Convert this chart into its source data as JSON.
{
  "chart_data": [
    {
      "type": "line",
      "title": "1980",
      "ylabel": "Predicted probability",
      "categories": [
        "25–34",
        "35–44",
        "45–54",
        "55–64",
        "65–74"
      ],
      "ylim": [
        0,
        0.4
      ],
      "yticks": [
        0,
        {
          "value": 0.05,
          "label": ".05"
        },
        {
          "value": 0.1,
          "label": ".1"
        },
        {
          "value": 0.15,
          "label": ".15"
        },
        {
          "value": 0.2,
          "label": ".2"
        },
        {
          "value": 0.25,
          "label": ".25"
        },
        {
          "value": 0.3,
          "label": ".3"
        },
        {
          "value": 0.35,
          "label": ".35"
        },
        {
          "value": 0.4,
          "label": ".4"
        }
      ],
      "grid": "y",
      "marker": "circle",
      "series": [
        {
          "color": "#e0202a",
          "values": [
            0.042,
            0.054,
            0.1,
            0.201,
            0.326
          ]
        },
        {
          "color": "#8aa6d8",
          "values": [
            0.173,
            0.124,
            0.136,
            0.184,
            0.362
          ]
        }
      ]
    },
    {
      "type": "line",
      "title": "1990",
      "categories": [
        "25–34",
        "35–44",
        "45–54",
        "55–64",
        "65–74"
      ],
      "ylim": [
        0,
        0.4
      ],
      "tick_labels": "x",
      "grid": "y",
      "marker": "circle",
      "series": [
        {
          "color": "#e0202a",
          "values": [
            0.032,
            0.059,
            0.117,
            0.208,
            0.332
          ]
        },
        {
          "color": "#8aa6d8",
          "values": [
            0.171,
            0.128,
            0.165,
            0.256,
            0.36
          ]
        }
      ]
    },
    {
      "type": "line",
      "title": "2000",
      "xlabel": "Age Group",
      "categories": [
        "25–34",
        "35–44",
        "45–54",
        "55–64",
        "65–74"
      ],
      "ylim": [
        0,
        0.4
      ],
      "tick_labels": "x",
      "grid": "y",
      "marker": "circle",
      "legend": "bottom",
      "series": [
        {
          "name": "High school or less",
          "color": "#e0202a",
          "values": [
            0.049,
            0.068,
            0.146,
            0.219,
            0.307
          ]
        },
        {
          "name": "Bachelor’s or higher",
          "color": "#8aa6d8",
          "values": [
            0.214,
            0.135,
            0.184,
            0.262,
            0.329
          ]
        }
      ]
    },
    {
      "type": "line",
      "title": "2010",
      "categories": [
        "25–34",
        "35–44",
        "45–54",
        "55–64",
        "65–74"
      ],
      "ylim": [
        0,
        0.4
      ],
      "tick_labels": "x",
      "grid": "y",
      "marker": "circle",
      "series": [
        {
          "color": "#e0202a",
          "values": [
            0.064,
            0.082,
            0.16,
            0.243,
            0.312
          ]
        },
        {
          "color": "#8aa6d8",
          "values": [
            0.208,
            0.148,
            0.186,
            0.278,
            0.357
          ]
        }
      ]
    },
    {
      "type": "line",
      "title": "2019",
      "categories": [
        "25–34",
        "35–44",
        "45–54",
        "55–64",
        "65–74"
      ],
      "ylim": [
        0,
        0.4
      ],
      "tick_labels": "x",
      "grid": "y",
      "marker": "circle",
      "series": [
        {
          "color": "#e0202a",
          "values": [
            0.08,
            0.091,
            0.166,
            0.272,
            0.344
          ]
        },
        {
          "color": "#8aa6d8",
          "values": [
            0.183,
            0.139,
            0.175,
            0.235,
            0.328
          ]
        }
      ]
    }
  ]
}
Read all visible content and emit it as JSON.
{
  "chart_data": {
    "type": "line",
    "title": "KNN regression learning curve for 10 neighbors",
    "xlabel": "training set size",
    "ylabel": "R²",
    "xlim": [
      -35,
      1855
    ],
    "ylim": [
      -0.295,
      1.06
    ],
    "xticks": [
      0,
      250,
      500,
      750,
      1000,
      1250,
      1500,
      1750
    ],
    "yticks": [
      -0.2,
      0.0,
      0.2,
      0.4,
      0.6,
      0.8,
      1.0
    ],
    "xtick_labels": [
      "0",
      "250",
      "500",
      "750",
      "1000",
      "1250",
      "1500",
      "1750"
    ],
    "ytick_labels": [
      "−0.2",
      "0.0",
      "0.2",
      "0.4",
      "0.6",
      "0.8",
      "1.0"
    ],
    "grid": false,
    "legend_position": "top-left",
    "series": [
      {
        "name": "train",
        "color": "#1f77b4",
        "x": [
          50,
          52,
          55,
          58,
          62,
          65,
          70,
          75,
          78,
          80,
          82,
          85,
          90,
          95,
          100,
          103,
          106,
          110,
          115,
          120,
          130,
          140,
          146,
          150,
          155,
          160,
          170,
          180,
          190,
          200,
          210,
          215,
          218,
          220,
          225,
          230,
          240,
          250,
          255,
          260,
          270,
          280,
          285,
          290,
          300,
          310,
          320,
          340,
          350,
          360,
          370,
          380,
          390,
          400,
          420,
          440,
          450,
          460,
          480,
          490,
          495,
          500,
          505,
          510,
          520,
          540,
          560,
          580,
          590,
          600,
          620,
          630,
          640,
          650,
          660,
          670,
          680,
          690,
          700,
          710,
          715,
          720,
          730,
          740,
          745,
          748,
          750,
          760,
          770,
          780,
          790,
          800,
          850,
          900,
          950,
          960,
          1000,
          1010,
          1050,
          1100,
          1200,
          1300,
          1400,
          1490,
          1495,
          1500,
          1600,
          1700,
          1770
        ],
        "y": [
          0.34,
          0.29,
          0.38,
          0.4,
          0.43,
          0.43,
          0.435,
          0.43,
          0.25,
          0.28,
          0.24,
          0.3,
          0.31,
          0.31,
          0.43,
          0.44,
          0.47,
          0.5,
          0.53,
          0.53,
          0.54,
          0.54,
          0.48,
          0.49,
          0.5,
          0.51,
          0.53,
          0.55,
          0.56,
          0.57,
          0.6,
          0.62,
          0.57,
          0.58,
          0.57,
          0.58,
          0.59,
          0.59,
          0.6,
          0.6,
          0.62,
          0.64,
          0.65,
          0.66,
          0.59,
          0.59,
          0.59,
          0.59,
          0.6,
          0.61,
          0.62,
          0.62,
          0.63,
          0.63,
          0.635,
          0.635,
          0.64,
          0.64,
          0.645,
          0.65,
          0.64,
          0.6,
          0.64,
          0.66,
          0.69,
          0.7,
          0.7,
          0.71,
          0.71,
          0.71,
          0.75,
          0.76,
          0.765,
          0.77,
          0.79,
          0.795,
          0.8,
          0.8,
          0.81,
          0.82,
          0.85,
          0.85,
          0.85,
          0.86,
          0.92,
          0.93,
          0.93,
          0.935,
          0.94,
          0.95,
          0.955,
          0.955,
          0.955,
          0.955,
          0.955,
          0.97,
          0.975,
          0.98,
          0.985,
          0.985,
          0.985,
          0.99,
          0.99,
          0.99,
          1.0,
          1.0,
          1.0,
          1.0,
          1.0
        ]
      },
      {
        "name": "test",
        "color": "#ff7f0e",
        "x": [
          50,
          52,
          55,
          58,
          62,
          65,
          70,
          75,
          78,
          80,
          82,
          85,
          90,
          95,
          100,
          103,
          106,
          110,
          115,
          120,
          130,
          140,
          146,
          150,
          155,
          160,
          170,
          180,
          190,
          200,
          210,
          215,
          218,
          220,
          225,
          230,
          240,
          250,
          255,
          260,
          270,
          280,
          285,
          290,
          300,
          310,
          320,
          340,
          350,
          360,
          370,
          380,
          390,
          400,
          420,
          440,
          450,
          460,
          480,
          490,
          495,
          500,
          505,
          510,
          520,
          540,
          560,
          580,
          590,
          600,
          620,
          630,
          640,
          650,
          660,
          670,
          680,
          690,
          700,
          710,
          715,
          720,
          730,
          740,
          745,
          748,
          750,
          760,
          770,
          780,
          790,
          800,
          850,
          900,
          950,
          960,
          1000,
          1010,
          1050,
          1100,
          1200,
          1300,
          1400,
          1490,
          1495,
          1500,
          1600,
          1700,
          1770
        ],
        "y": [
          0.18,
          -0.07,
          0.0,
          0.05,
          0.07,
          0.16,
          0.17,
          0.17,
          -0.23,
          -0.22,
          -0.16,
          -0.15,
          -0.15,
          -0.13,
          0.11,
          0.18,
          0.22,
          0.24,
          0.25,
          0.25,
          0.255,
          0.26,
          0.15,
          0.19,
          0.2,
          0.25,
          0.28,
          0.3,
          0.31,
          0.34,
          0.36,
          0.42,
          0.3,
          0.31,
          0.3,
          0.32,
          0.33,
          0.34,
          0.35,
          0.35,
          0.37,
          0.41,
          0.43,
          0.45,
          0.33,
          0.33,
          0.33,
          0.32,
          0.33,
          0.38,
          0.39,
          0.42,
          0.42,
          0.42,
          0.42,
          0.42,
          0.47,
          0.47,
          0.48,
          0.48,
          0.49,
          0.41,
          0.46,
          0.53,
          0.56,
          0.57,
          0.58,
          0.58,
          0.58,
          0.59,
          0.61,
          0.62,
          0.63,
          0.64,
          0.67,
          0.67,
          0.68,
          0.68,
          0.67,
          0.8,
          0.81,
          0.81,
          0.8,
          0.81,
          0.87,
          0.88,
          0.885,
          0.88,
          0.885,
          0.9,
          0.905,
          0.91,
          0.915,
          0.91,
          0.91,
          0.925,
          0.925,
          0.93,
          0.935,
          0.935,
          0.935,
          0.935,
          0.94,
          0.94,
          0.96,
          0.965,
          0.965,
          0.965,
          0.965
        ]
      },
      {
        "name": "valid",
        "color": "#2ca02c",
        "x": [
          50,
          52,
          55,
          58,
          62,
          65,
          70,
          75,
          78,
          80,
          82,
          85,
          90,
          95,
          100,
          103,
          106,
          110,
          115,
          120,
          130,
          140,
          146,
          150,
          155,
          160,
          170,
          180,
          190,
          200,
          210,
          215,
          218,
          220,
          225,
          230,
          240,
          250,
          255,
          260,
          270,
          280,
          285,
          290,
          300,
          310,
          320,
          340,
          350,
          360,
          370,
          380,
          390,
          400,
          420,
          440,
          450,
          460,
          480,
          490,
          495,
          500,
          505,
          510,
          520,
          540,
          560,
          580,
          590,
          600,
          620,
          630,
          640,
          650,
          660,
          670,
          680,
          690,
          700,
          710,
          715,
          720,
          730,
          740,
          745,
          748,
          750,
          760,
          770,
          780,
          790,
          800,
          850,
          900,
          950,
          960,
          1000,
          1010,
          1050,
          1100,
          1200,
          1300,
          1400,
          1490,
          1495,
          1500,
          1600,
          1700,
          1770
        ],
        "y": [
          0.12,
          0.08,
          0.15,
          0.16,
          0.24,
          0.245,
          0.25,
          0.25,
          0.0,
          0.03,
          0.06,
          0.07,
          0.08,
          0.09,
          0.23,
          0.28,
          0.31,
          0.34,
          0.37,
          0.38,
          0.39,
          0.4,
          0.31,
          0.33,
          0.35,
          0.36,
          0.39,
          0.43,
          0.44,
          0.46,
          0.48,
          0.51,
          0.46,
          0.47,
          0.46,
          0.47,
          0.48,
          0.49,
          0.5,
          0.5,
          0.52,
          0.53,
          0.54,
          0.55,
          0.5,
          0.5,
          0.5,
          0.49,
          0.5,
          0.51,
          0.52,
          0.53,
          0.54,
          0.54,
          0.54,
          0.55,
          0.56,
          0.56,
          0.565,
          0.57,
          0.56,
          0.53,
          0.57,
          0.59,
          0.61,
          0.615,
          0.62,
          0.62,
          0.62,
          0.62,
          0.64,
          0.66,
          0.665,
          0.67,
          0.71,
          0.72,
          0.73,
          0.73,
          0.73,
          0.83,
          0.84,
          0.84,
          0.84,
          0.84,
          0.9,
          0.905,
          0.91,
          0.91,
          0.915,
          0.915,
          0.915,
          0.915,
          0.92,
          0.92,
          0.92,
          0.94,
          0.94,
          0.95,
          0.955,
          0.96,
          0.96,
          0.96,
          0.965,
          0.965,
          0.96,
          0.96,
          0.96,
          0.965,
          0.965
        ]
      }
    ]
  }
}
※
**Request**
Every line holding "title" should be copied out.

**In response**
      "title": "1980",
      "title": "1990",
      "title": "2000",
      "title": "2010",
      "title": "2019",
    "title": "KNN regression learning curve for 10 neighbors",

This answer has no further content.